▶ [EXERCISE MATERIALS]
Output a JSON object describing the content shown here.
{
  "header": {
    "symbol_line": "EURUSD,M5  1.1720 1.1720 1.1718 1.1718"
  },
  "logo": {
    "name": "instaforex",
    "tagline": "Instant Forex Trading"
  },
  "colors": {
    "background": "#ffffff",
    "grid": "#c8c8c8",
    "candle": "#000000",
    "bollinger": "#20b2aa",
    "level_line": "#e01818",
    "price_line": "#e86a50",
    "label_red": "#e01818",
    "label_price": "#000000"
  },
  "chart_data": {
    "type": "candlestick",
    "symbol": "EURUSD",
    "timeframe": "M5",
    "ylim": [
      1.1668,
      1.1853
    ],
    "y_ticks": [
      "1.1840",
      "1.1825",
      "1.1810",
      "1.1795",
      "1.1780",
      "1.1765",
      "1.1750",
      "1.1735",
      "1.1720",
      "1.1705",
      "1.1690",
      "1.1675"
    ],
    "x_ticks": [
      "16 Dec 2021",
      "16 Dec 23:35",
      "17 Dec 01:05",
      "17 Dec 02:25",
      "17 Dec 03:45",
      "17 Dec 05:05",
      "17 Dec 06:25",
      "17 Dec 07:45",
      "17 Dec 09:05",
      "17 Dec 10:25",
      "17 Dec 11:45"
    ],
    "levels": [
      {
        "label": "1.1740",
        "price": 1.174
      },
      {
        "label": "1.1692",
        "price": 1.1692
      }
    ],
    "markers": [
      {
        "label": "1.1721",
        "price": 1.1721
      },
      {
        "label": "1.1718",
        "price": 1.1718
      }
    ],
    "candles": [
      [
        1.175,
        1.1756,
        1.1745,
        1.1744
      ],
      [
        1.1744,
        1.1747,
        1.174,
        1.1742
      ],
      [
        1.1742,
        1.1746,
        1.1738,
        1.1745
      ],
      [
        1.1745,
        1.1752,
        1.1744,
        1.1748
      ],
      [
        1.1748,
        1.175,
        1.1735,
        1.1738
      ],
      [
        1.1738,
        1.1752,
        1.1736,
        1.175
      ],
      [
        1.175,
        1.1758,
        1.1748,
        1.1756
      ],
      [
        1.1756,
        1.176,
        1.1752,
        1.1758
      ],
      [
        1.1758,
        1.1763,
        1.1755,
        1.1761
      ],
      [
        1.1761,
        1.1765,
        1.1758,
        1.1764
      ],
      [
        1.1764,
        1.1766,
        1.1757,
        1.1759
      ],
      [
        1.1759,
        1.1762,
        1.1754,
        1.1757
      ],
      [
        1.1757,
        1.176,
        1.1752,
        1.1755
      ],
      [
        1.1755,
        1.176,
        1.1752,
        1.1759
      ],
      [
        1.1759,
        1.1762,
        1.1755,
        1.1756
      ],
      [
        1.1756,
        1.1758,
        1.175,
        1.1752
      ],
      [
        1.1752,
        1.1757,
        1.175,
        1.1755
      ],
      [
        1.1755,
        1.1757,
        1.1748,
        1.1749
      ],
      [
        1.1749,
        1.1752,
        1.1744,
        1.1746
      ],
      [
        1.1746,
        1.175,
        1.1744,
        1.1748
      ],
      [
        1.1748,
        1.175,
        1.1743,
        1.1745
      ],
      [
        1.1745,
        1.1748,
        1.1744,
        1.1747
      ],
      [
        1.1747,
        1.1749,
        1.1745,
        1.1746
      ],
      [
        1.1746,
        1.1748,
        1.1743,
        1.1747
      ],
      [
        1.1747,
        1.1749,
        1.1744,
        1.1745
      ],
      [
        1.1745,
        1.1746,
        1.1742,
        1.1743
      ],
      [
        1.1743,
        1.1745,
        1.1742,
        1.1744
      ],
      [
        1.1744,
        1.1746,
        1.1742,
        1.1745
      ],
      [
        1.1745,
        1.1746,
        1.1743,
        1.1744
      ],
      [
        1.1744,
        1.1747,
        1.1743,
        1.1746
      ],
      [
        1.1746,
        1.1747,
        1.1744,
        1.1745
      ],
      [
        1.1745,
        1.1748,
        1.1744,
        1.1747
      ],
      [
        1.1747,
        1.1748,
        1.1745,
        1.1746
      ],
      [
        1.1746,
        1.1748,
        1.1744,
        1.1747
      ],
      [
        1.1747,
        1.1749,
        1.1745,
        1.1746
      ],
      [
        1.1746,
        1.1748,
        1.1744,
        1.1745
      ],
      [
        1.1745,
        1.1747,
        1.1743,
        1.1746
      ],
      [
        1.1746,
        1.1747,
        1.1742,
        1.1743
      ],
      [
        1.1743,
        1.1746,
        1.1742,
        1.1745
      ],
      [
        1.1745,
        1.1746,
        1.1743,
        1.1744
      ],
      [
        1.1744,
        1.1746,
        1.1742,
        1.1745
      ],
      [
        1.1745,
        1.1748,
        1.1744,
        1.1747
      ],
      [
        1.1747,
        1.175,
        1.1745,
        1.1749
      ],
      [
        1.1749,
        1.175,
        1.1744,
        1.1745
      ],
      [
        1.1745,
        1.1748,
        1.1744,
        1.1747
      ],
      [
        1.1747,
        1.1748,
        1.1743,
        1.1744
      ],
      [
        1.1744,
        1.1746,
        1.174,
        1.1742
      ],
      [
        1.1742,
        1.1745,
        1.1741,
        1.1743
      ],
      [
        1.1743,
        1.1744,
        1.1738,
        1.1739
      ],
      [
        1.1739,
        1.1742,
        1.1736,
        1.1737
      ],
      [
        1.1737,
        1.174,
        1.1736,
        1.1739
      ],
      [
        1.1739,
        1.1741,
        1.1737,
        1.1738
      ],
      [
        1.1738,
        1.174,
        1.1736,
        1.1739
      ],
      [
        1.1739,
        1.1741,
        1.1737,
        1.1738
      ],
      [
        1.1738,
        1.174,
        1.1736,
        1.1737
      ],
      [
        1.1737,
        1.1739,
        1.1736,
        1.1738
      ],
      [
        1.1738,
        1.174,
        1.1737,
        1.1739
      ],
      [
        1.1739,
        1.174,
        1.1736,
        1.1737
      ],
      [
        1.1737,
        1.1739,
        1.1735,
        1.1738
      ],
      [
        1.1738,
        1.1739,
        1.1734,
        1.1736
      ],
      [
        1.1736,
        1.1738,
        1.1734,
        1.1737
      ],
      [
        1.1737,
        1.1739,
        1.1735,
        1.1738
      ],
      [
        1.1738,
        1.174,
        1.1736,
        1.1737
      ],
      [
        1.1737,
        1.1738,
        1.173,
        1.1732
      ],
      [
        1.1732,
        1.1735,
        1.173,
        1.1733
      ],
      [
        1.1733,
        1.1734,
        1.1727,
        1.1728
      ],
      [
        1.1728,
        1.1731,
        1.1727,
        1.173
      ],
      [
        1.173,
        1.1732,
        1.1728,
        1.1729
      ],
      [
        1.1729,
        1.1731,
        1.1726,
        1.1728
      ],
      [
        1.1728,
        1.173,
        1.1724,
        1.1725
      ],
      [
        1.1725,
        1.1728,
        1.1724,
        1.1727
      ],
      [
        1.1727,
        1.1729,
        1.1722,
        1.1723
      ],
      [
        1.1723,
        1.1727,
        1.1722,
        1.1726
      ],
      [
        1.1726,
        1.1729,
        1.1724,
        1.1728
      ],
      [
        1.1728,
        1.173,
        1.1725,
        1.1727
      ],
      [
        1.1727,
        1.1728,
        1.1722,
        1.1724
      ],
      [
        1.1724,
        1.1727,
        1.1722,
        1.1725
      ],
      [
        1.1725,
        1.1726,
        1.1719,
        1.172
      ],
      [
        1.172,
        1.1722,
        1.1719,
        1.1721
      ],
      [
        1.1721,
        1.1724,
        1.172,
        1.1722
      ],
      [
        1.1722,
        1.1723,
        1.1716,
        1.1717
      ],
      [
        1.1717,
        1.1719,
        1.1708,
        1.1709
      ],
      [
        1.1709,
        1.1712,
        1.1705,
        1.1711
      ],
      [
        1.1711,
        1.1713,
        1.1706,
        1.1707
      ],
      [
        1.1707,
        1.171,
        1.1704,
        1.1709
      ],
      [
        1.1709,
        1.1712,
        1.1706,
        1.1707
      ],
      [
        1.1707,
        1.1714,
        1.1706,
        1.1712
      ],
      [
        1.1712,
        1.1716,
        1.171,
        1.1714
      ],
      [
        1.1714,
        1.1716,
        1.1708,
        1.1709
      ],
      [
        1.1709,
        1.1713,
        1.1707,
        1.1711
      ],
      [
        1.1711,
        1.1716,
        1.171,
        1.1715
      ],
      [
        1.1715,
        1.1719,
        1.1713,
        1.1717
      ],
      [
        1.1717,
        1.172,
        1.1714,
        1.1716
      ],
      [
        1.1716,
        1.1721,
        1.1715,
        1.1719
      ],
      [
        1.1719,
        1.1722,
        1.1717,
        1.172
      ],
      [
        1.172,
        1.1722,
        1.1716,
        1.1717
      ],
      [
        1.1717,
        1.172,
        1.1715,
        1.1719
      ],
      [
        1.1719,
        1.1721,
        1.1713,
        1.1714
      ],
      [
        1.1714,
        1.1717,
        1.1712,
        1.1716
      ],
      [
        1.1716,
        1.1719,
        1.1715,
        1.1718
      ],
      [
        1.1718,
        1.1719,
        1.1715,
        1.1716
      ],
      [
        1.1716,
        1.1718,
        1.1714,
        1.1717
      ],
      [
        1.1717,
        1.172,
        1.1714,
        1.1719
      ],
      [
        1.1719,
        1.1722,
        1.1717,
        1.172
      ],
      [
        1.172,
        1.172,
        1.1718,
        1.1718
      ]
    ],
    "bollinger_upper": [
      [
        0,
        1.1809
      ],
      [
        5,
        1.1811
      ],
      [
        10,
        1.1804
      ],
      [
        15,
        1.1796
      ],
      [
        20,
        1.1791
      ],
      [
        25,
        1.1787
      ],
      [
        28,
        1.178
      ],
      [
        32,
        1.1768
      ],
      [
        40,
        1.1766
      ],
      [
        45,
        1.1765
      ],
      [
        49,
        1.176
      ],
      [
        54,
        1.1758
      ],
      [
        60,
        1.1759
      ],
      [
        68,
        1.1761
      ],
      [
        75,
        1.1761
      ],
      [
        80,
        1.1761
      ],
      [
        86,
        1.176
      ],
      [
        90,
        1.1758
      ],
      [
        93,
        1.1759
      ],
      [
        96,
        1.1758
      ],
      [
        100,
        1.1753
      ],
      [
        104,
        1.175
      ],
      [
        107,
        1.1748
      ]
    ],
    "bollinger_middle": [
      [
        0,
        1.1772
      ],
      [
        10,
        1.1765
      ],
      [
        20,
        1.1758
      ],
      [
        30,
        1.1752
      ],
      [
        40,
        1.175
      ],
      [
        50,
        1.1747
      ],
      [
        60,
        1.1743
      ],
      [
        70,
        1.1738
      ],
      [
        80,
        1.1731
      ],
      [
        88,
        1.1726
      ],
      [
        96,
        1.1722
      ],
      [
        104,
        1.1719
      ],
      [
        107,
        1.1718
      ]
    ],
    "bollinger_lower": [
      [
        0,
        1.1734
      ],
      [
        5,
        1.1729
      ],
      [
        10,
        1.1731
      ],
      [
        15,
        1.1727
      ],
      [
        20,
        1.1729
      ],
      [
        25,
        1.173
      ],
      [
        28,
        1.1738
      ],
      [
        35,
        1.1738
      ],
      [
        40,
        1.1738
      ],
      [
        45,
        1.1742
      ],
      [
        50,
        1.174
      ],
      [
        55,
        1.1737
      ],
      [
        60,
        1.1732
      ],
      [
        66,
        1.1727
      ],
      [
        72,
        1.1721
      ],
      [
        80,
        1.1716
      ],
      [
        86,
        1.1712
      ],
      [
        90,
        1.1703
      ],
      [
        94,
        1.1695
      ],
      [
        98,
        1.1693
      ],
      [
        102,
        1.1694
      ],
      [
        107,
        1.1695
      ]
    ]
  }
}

▶ [WRITTEN TASK]
Gather all lines where the word "EURUSD" appears.

▶ [RESULT OF THIS EXERCISE]
    "symbol_line": "EURUSD,M5  1.1720 1.1720 1.1718 1.1718"
    "symbol": "EURUSD",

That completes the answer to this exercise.